Source data:
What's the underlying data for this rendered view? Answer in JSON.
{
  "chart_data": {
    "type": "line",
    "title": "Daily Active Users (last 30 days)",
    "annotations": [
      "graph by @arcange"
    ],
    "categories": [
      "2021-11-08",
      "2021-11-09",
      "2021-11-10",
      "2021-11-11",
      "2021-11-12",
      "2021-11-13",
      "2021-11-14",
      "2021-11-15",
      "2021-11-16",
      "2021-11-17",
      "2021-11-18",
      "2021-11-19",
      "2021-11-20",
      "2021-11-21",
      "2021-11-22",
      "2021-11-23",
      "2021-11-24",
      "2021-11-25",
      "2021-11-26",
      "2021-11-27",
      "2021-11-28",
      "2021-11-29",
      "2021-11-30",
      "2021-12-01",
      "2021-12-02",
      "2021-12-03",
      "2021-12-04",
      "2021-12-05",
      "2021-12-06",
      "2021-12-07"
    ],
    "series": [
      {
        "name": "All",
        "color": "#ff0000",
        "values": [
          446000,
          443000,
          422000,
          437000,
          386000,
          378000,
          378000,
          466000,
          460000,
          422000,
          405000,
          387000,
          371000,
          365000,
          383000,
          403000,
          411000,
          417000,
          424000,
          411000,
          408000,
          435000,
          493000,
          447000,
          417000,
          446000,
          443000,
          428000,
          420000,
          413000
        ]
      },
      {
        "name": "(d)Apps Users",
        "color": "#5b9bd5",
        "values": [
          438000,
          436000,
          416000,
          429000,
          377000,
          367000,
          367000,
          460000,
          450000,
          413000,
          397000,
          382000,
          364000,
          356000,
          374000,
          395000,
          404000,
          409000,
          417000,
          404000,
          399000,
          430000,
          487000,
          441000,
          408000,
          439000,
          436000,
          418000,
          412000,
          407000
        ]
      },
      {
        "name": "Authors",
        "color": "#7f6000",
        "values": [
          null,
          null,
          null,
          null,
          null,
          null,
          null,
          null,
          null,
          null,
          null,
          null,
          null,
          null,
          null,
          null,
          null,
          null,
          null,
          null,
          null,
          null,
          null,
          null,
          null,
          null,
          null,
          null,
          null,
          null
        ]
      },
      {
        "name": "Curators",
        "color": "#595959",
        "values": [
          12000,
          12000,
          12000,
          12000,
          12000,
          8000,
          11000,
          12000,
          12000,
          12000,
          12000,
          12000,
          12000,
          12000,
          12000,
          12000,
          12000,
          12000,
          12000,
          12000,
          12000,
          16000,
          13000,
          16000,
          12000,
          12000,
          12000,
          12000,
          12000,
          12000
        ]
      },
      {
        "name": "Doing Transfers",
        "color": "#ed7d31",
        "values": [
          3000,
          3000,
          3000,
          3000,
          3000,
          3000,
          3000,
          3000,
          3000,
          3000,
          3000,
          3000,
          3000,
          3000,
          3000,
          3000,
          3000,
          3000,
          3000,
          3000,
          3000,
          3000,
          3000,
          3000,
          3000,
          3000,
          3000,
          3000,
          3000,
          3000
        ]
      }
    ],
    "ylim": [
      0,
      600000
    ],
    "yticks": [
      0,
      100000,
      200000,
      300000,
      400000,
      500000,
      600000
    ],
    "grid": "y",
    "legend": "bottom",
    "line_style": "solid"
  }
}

▶ _Exercise prompt_:
Pull out every line holding "Users" from the records above, and copy it.

▶ _Right answer_:
    "title": "Daily Active Users (last 30 days)",
        "name": "(d)Apps Users",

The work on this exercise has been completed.